* Supplied passage:
- - - -

Cannot anyone who reads the week long WaPo
coverage of the world food crisis understand
what is happening? Here are just a few
highlights:
We
do not even need to get to Global Climate
Change, the balance of payments, and... Is it
not clear that humans must shrink their
ecological footprint?
The
best and fastest ways to shrink the ecological
footprint are:
-
Better
use the land – functional human settlement
patterns, regional food production,
reduction of vehicle trips, etc.
-
On
the land no longer needed, let nature take
its course – reforestation, especially in
areas where “normal” rainfall creates
verdant second and third generation forests
like those along the Capital Beltway.
The
View of Easter Island
But
there is even more. We have included a brief
summary of contextual issues so it is clear what
we mean when we say one can see Easter Island
from the Capital Beltway.

- - - -

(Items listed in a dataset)
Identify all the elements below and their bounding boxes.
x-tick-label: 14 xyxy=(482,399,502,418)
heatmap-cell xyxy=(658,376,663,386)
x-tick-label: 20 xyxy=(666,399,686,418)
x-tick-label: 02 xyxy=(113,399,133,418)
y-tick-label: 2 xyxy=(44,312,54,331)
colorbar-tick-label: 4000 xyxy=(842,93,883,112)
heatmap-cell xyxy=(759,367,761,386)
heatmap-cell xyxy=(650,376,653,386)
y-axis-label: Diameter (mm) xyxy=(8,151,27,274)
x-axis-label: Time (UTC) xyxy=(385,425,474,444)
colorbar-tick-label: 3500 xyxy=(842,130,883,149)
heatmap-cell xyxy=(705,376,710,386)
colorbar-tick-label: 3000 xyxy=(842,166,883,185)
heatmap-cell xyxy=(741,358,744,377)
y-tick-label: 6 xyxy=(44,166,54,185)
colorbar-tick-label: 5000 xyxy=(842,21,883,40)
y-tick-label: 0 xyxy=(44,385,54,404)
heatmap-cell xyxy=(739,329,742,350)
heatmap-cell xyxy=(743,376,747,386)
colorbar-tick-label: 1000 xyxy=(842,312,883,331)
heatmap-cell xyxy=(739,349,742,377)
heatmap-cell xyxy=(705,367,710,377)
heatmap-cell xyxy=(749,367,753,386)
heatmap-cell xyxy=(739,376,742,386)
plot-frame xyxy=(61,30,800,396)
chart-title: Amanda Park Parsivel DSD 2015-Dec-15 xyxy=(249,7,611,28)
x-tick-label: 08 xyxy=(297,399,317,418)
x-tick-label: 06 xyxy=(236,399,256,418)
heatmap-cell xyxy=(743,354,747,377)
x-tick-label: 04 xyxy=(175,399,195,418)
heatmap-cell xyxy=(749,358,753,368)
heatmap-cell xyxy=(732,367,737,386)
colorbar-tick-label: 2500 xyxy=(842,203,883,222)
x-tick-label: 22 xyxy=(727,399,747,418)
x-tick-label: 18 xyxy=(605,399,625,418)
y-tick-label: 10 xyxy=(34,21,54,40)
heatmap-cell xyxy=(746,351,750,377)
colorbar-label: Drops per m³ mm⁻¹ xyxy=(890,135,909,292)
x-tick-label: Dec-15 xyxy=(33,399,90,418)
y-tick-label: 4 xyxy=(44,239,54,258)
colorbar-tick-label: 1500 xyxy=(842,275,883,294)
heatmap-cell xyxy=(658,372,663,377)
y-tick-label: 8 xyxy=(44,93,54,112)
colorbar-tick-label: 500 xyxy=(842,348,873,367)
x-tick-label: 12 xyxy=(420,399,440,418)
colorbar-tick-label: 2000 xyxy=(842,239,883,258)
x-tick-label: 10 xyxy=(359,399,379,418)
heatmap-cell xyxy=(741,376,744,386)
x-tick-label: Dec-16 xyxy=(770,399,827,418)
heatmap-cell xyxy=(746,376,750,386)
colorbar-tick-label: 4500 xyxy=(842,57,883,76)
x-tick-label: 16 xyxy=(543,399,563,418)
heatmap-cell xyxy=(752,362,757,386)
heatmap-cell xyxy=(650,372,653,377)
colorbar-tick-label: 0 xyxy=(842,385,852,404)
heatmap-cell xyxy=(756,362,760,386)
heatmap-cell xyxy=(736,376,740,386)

- - - -

* Exercises to complete:
1. In the passage on the world food crisis, what two ways are given as the best and fastest to shrink the ecological footprint?
2. Write the next part of the passage on the world food crisis, continuing from its final sentence.
The rows are separate material, apart from the passage on the world food crisis.

* Results for the exercise:
1. Better use of the land, and letting nature take its course through reforestation on land no longer needed.

2.
The view from the
Capital Beltway provides a compelling way to
come to grips with the Collapse of functional
society on Easter Island and thus the future of
the National Capital Subregion if there is not
Fundamental Change in human settlement patterns
and Fundamental Change in governance structure.
What
is this “Easter Island” reference? Jared
Diamond in the best-seller "Collapse: How
Societies Choose to Fail or Succeed"
provides a detailed profile of Easter Island. (For
a review of Diamond’s book see “Collapse,”
An Appreciation,” 8 August 2005. For those
who have not yet read "Collapse," we
provide below a brief summary of the sections of
the book that make the Capitol Beltway / Easter
Island connection clear.)
Diamond
explores the question summarized in the subtitle,
“how societies choose to fail or succeed,”
with the same intensity he employed in his
landmark book "Guns, Germs and Steel."
He devotes Part One of the book to a survey of
present day Montana. We know something about
Montana and concur with Diamond’s observations
and conclusions about past, current and future
settlement pattern and resource conservation
dysfunction in Montana and the rest of the
Northern Rocky Mountain Urban Support Region. (See
End Note Two.)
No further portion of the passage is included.